* _Your instructions_
Pictures in the data below are not part of the copy; transcribe everything else exactly.

* _Extracted information_
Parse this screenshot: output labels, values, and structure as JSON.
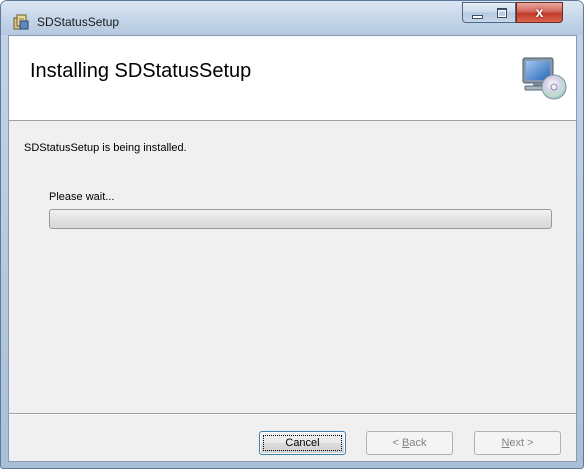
{
  "window": {
    "title": "SDStatusSetup",
    "close_glyph": "x"
  },
  "banner": {
    "title": "Installing SDStatusSetup",
    "icon": "computer-cd-icon"
  },
  "status": {
    "message": "SDStatusSetup is being installed.",
    "wait_label": "Please wait...",
    "progress_fraction": 0.0
  },
  "buttons": {
    "cancel": "Cancel",
    "back_prefix": "< ",
    "back_accel": "B",
    "back_rest": "ack",
    "next_accel": "N",
    "next_rest": "ext >"
  },
  "colors": {
    "title_accent": "#c23a2c",
    "progress_fill": "#56d54a"
  }
}
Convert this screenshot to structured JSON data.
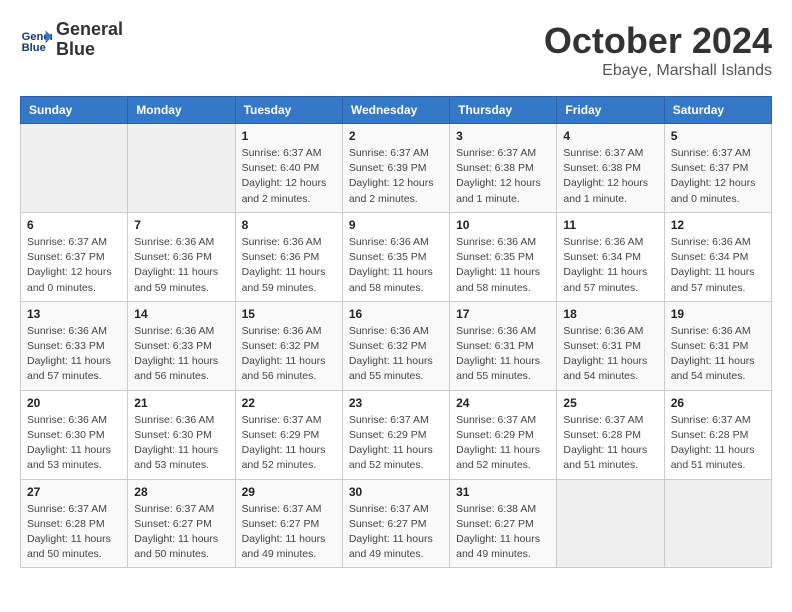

* _Solution_
Parse this screenshot: output labels, values, and structure as JSON.
{
  "window": {
    "title": "SDStatusSetup",
    "close_glyph": "x"
  },
  "banner": {
    "title": "Installing SDStatusSetup",
    "icon": "computer-cd-icon"
  },
  "status": {
    "message": "SDStatusSetup is being installed.",
    "wait_label": "Please wait...",
    "progress_fraction": 0.0
  },
  "buttons": {
    "cancel": "Cancel",
    "back_prefix": "< ",
    "back_accel": "B",
    "back_rest": "ack",
    "next_accel": "N",
    "next_rest": "ext >"
  },
  "colors": {
    "title_accent": "#c23a2c",
    "progress_fill": "#56d54a"
  }
}
Convert this screenshot to structured JSON data.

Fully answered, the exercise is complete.